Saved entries
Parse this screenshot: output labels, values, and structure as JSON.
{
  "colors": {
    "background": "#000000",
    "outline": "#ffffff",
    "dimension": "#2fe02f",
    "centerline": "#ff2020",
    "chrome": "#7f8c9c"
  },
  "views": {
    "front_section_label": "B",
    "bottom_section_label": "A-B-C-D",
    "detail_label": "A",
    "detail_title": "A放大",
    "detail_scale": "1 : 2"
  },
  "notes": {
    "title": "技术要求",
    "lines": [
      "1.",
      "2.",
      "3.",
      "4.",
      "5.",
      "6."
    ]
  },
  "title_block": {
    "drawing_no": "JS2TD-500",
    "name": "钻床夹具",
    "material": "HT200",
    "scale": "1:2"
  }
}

*Exercise*. Repeat each record exactly, leaving nothing out.

*Final answer*.
Parse this screenshot: output labels, values, and structure as JSON.
{
  "colors": {
    "background": "#000000",
    "outline": "#ffffff",
    "dimension": "#2fe02f",
    "centerline": "#ff2020",
    "chrome": "#7f8c9c"
  },
  "views": {
    "front_section_label": "B",
    "bottom_section_label": "A-B-C-D",
    "detail_label": "A",
    "detail_title": "A放大",
    "detail_scale": "1 : 2"
  },
  "notes": {
    "title": "技术要求",
    "lines": [
      "1.",
      "2.",
      "3.",
      "4.",
      "5.",
      "6."
    ]
  },
  "title_block": {
    "drawing_no": "JS2TD-500",
    "name": "钻床夹具",
    "material": "HT200",
    "scale": "1:2"
  }
}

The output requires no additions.